## Begin THE INPUT
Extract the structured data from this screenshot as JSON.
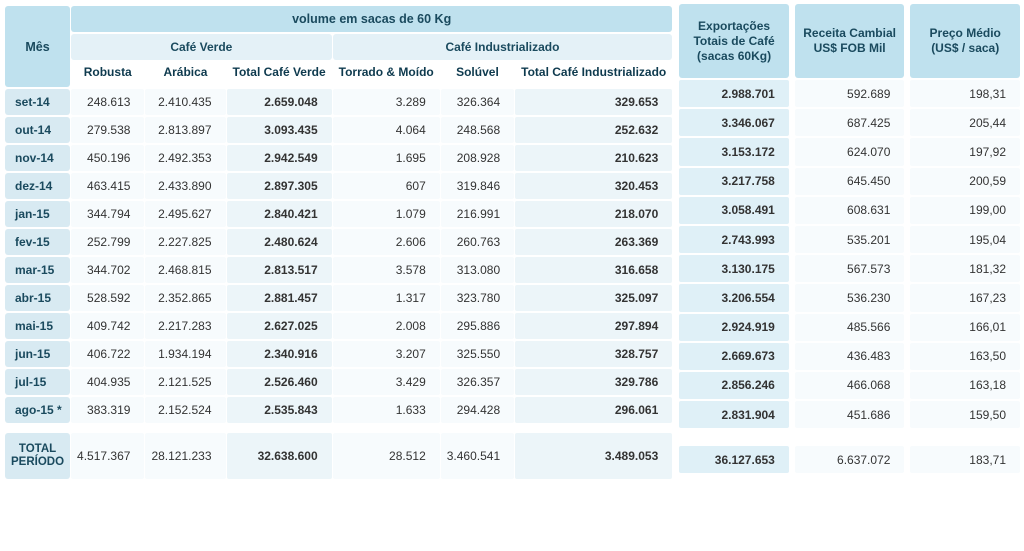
{
  "colors": {
    "header_strong": "#bfe1ee",
    "header_soft": "#e4f1f7",
    "month_bg": "#d8eaf2",
    "cell_bg": "#f7fbfd",
    "cell_bold_bg": "#ecf5f9",
    "right_val_bg": "#dff0f7",
    "text_header": "#1a4a5e",
    "text_body": "#333333"
  },
  "labels": {
    "mes": "Mês",
    "volume": "volume em sacas de 60 Kg",
    "cafe_verde": "Café Verde",
    "cafe_ind": "Café Industrializado",
    "robusta": "Robusta",
    "arabica": "Arábica",
    "total_verde": "Total Café Verde",
    "torrado": "Torrado & Moído",
    "soluvel": "Solúvel",
    "total_ind": "Total Café Industrializado",
    "export": "Exportações Totais de Café (sacas 60Kg)",
    "receita": "Receita Cambial US$ FOB Mil",
    "preco": "Preço Médio (US$ / saca)",
    "total_periodo": "TOTAL PERÍODO"
  },
  "rows": [
    {
      "m": "set-14",
      "robusta": "248.613",
      "arabica": "2.410.435",
      "tv": "2.659.048",
      "torrado": "3.289",
      "soluvel": "326.364",
      "ti": "329.653",
      "exp": "2.988.701",
      "rec": "592.689",
      "pre": "198,31"
    },
    {
      "m": "out-14",
      "robusta": "279.538",
      "arabica": "2.813.897",
      "tv": "3.093.435",
      "torrado": "4.064",
      "soluvel": "248.568",
      "ti": "252.632",
      "exp": "3.346.067",
      "rec": "687.425",
      "pre": "205,44"
    },
    {
      "m": "nov-14",
      "robusta": "450.196",
      "arabica": "2.492.353",
      "tv": "2.942.549",
      "torrado": "1.695",
      "soluvel": "208.928",
      "ti": "210.623",
      "exp": "3.153.172",
      "rec": "624.070",
      "pre": "197,92"
    },
    {
      "m": "dez-14",
      "robusta": "463.415",
      "arabica": "2.433.890",
      "tv": "2.897.305",
      "torrado": "607",
      "soluvel": "319.846",
      "ti": "320.453",
      "exp": "3.217.758",
      "rec": "645.450",
      "pre": "200,59"
    },
    {
      "m": "jan-15",
      "robusta": "344.794",
      "arabica": "2.495.627",
      "tv": "2.840.421",
      "torrado": "1.079",
      "soluvel": "216.991",
      "ti": "218.070",
      "exp": "3.058.491",
      "rec": "608.631",
      "pre": "199,00"
    },
    {
      "m": "fev-15",
      "robusta": "252.799",
      "arabica": "2.227.825",
      "tv": "2.480.624",
      "torrado": "2.606",
      "soluvel": "260.763",
      "ti": "263.369",
      "exp": "2.743.993",
      "rec": "535.201",
      "pre": "195,04"
    },
    {
      "m": "mar-15",
      "robusta": "344.702",
      "arabica": "2.468.815",
      "tv": "2.813.517",
      "torrado": "3.578",
      "soluvel": "313.080",
      "ti": "316.658",
      "exp": "3.130.175",
      "rec": "567.573",
      "pre": "181,32"
    },
    {
      "m": "abr-15",
      "robusta": "528.592",
      "arabica": "2.352.865",
      "tv": "2.881.457",
      "torrado": "1.317",
      "soluvel": "323.780",
      "ti": "325.097",
      "exp": "3.206.554",
      "rec": "536.230",
      "pre": "167,23"
    },
    {
      "m": "mai-15",
      "robusta": "409.742",
      "arabica": "2.217.283",
      "tv": "2.627.025",
      "torrado": "2.008",
      "soluvel": "295.886",
      "ti": "297.894",
      "exp": "2.924.919",
      "rec": "485.566",
      "pre": "166,01"
    },
    {
      "m": "jun-15",
      "robusta": "406.722",
      "arabica": "1.934.194",
      "tv": "2.340.916",
      "torrado": "3.207",
      "soluvel": "325.550",
      "ti": "328.757",
      "exp": "2.669.673",
      "rec": "436.483",
      "pre": "163,50"
    },
    {
      "m": "jul-15",
      "robusta": "404.935",
      "arabica": "2.121.525",
      "tv": "2.526.460",
      "torrado": "3.429",
      "soluvel": "326.357",
      "ti": "329.786",
      "exp": "2.856.246",
      "rec": "466.068",
      "pre": "163,18"
    },
    {
      "m": "ago-15 *",
      "robusta": "383.319",
      "arabica": "2.152.524",
      "tv": "2.535.843",
      "torrado": "1.633",
      "soluvel": "294.428",
      "ti": "296.061",
      "exp": "2.831.904",
      "rec": "451.686",
      "pre": "159,50"
    }
  ],
  "total": {
    "robusta": "4.517.367",
    "arabica": "28.121.233",
    "tv": "32.638.600",
    "torrado": "28.512",
    "soluvel": "3.460.541",
    "ti": "3.489.053",
    "exp": "36.127.653",
    "rec": "6.637.072",
    "pre": "183,71"
  }
}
## End THE INPUT
From the listing above, print every entry precisely and drop the pictures.

• **SOLUTION TO THIS EXERCISE**:
Extract the structured data from this screenshot as JSON.
{
  "colors": {
    "header_strong": "#bfe1ee",
    "header_soft": "#e4f1f7",
    "month_bg": "#d8eaf2",
    "cell_bg": "#f7fbfd",
    "cell_bold_bg": "#ecf5f9",
    "right_val_bg": "#dff0f7",
    "text_header": "#1a4a5e",
    "text_body": "#333333"
  },
  "labels": {
    "mes": "Mês",
    "volume": "volume em sacas de 60 Kg",
    "cafe_verde": "Café Verde",
    "cafe_ind": "Café Industrializado",
    "robusta": "Robusta",
    "arabica": "Arábica",
    "total_verde": "Total Café Verde",
    "torrado": "Torrado & Moído",
    "soluvel": "Solúvel",
    "total_ind": "Total Café Industrializado",
    "export": "Exportações Totais de Café (sacas 60Kg)",
    "receita": "Receita Cambial US$ FOB Mil",
    "preco": "Preço Médio (US$ / saca)",
    "total_periodo": "TOTAL PERÍODO"
  },
  "rows": [
    {
      "m": "set-14",
      "robusta": "248.613",
      "arabica": "2.410.435",
      "tv": "2.659.048",
      "torrado": "3.289",
      "soluvel": "326.364",
      "ti": "329.653",
      "exp": "2.988.701",
      "rec": "592.689",
      "pre": "198,31"
    },
    {
      "m": "out-14",
      "robusta": "279.538",
      "arabica": "2.813.897",
      "tv": "3.093.435",
      "torrado": "4.064",
      "soluvel": "248.568",
      "ti": "252.632",
      "exp": "3.346.067",
      "rec": "687.425",
      "pre": "205,44"
    },
    {
      "m": "nov-14",
      "robusta": "450.196",
      "arabica": "2.492.353",
      "tv": "2.942.549",
      "torrado": "1.695",
      "soluvel": "208.928",
      "ti": "210.623",
      "exp": "3.153.172",
      "rec": "624.070",
      "pre": "197,92"
    },
    {
      "m": "dez-14",
      "robusta": "463.415",
      "arabica": "2.433.890",
      "tv": "2.897.305",
      "torrado": "607",
      "soluvel": "319.846",
      "ti": "320.453",
      "exp": "3.217.758",
      "rec": "645.450",
      "pre": "200,59"
    },
    {
      "m": "jan-15",
      "robusta": "344.794",
      "arabica": "2.495.627",
      "tv": "2.840.421",
      "torrado": "1.079",
      "soluvel": "216.991",
      "ti": "218.070",
      "exp": "3.058.491",
      "rec": "608.631",
      "pre": "199,00"
    },
    {
      "m": "fev-15",
      "robusta": "252.799",
      "arabica": "2.227.825",
      "tv": "2.480.624",
      "torrado": "2.606",
      "soluvel": "260.763",
      "ti": "263.369",
      "exp": "2.743.993",
      "rec": "535.201",
      "pre": "195,04"
    },
    {
      "m": "mar-15",
      "robusta": "344.702",
      "arabica": "2.468.815",
      "tv": "2.813.517",
      "torrado": "3.578",
      "soluvel": "313.080",
      "ti": "316.658",
      "exp": "3.130.175",
      "rec": "567.573",
      "pre": "181,32"
    },
    {
      "m": "abr-15",
      "robusta": "528.592",
      "arabica": "2.352.865",
      "tv": "2.881.457",
      "torrado": "1.317",
      "soluvel": "323.780",
      "ti": "325.097",
      "exp": "3.206.554",
      "rec": "536.230",
      "pre": "167,23"
    },
    {
      "m": "mai-15",
      "robusta": "409.742",
      "arabica": "2.217.283",
      "tv": "2.627.025",
      "torrado": "2.008",
      "soluvel": "295.886",
      "ti": "297.894",
      "exp": "2.924.919",
      "rec": "485.566",
      "pre": "166,01"
    },
    {
      "m": "jun-15",
      "robusta": "406.722",
      "arabica": "1.934.194",
      "tv": "2.340.916",
      "torrado": "3.207",
      "soluvel": "325.550",
      "ti": "328.757",
      "exp": "2.669.673",
      "rec": "436.483",
      "pre": "163,50"
    },
    {
      "m": "jul-15",
      "robusta": "404.935",
      "arabica": "2.121.525",
      "tv": "2.526.460",
      "torrado": "3.429",
      "soluvel": "326.357",
      "ti": "329.786",
      "exp": "2.856.246",
      "rec": "466.068",
      "pre": "163,18"
    },
    {
      "m": "ago-15 *",
      "robusta": "383.319",
      "arabica": "2.152.524",
      "tv": "2.535.843",
      "torrado": "1.633",
      "soluvel": "294.428",
      "ti": "296.061",
      "exp": "2.831.904",
      "rec": "451.686",
      "pre": "159,50"
    }
  ],
  "total": {
    "robusta": "4.517.367",
    "arabica": "28.121.233",
    "tv": "32.638.600",
    "torrado": "28.512",
    "soluvel": "3.460.541",
    "ti": "3.489.053",
    "exp": "36.127.653",
    "rec": "6.637.072",
    "pre": "183,71"
  }
}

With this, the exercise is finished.